##### INPUT MATERIAL #####

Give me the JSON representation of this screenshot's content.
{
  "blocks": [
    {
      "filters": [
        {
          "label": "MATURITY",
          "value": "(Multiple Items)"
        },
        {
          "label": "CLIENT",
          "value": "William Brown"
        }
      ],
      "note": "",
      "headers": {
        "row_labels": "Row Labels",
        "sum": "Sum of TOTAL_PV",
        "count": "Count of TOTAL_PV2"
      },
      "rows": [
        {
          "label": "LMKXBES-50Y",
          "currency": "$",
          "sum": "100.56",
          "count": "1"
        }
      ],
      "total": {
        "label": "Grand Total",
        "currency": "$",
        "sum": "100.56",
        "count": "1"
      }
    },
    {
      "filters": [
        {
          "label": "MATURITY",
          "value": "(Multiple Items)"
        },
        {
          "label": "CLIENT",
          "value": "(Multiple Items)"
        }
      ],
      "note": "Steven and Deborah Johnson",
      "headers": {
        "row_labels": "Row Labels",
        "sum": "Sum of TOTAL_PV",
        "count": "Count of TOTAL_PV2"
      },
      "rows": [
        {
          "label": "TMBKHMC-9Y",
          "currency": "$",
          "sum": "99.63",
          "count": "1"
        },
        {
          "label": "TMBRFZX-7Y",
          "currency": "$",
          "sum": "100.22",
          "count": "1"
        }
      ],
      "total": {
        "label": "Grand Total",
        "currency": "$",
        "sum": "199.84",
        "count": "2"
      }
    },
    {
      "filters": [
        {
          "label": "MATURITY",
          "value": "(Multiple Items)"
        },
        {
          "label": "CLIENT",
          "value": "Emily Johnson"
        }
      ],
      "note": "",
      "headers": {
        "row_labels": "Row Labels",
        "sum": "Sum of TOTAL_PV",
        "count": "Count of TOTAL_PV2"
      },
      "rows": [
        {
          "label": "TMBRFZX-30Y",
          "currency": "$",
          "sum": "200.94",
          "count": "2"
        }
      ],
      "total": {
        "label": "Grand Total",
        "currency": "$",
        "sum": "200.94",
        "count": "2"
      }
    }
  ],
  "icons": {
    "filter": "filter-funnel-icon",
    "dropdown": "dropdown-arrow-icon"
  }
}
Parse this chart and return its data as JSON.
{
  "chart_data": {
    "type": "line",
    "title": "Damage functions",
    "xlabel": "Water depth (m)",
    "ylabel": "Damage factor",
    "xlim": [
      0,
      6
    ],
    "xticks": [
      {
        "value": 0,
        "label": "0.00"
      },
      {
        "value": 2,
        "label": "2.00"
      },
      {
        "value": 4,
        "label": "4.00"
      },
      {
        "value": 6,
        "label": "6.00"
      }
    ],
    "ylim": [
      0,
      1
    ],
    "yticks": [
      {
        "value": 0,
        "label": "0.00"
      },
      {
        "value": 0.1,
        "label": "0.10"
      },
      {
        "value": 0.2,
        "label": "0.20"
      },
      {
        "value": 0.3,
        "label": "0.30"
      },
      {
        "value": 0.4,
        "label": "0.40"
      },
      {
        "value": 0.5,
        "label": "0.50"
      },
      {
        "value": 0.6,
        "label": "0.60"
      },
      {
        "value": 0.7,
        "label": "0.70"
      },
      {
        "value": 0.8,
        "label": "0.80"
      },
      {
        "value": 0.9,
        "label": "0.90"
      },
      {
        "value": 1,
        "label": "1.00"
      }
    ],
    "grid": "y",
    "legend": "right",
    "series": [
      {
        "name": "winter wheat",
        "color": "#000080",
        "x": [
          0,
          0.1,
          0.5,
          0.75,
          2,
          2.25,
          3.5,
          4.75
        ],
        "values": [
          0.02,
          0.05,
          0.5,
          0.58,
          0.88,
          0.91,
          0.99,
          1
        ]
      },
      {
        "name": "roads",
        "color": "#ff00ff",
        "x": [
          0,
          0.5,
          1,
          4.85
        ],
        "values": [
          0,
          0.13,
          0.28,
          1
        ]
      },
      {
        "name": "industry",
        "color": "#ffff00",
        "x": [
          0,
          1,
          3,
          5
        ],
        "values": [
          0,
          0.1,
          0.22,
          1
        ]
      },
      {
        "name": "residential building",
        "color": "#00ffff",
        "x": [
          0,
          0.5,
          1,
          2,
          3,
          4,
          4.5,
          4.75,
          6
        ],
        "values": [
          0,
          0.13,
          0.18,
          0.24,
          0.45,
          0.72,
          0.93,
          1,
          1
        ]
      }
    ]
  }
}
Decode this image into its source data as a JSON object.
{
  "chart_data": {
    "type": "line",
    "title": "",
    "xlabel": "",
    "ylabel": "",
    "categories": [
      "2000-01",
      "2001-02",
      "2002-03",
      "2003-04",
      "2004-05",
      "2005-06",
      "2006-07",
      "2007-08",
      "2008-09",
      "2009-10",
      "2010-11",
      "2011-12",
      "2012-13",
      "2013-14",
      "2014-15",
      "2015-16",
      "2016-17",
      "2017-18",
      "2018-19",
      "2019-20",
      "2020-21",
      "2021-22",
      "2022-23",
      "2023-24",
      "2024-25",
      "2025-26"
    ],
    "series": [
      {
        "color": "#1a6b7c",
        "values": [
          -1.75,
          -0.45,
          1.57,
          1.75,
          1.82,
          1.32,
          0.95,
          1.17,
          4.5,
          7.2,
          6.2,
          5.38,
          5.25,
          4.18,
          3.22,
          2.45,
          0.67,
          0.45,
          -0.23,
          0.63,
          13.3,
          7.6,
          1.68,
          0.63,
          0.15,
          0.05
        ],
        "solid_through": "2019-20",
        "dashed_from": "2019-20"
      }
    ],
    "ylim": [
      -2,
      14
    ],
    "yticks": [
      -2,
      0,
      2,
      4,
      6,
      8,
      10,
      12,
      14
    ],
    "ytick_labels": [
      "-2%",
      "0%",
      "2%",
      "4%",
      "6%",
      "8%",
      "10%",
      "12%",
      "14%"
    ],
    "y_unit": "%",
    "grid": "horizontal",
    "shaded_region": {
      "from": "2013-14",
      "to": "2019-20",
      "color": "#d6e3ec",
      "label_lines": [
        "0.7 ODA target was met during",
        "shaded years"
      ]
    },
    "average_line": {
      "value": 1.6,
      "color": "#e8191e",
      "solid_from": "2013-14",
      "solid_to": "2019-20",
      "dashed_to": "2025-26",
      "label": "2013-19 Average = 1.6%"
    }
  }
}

#####

## [GOAL]
Output an exact copy of the lines beginning at the one that holds "Decode this image" and running through the final line of the records.

## [COMPLETE ANSWER]
Decode this image into its source data as a JSON object.
{
  "chart_data": {
    "type": "line",
    "title": "",
    "xlabel": "",
    "ylabel": "",
    "categories": [
      "2000-01",
      "2001-02",
      "2002-03",
      "2003-04",
      "2004-05",
      "2005-06",
      "2006-07",
      "2007-08",
      "2008-09",
      "2009-10",
      "2010-11",
      "2011-12",
      "2012-13",
      "2013-14",
      "2014-15",
      "2015-16",
      "2016-17",
      "2017-18",
      "2018-19",
      "2019-20",
      "2020-21",
      "2021-22",
      "2022-23",
      "2023-24",
      "2024-25",
      "2025-26"
    ],
    "series": [
      {
        "color": "#1a6b7c",
        "values": [
          -1.75,
          -0.45,
          1.57,
          1.75,
          1.82,
          1.32,
          0.95,
          1.17,
          4.5,
          7.2,
          6.2,
          5.38,
          5.25,
          4.18,
          3.22,
          2.45,
          0.67,
          0.45,
          -0.23,
          0.63,
          13.3,
          7.6,
          1.68,
          0.63,
          0.15,
          0.05
        ],
        "solid_through": "2019-20",
        "dashed_from": "2019-20"
      }
    ],
    "ylim": [
      -2,
      14
    ],
    "yticks": [
      -2,
      0,
      2,
      4,
      6,
      8,
      10,
      12,
      14
    ],
    "ytick_labels": [
      "-2%",
      "0%",
      "2%",
      "4%",
      "6%",
      "8%",
      "10%",
      "12%",
      "14%"
    ],
    "y_unit": "%",
    "grid": "horizontal",
    "shaded_region": {
      "from": "2013-14",
      "to": "2019-20",
      "color": "#d6e3ec",
      "label_lines": [
        "0.7 ODA target was met during",
        "shaded years"
      ]
    },
    "average_line": {
      "value": 1.6,
      "color": "#e8191e",
      "solid_from": "2013-14",
      "solid_to": "2019-20",
      "dashed_to": "2025-26",
      "label": "2013-19 Average = 1.6%"
    }
  }
}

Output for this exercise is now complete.